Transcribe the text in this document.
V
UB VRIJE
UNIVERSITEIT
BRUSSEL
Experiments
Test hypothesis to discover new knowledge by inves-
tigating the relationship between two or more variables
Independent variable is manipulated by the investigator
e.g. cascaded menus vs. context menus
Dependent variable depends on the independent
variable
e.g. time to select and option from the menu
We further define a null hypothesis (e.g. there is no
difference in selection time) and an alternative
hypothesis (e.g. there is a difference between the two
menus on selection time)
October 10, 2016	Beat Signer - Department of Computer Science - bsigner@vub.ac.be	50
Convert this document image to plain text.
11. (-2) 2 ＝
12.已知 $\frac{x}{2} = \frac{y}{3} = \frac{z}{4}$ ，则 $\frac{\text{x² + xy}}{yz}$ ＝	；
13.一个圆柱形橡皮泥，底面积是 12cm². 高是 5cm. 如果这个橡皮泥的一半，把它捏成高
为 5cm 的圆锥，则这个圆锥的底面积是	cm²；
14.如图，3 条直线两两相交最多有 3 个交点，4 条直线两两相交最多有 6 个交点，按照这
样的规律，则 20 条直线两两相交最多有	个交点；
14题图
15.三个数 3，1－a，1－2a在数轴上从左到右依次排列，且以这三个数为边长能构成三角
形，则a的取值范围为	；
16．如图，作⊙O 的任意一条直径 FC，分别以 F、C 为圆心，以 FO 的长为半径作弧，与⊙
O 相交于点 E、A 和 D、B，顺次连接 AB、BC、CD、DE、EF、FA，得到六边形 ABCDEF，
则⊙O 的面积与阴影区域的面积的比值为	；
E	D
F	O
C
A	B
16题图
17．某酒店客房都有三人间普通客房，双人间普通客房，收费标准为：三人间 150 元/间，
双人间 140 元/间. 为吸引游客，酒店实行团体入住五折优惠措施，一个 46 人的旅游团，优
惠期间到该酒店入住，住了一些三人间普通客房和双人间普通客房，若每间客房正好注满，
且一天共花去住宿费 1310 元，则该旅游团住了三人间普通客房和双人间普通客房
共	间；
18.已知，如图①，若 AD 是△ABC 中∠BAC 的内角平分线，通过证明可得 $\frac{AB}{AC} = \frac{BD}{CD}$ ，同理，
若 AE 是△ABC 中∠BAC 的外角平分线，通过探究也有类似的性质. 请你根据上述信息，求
:::::
**Problem:** Identify the lines of the entries containing the string "time". Copy each such line.

**Reply:**
e.g. time to select and option from the menu
difference in selection time) and an alternative
menus on selection time)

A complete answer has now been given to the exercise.